● REQUIREMENT
Copy every line of the entries that includes the word "Drucker".

● DATA ENTRIES
- - -

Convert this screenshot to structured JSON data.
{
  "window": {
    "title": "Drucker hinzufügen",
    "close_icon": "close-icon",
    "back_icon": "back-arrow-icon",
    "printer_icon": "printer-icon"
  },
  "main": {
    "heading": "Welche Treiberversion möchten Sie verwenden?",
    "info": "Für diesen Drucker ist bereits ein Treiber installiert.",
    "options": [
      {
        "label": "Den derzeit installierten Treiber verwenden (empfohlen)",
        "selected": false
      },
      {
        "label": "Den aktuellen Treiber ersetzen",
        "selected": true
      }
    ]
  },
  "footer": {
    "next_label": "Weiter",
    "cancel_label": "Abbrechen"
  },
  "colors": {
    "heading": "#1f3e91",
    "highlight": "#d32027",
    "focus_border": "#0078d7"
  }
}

- - -

● EXERCISE ANSWER
    "title": "Drucker hinzufügen",
    "info": "Für diesen Drucker ist bereits ein Treiber installiert.",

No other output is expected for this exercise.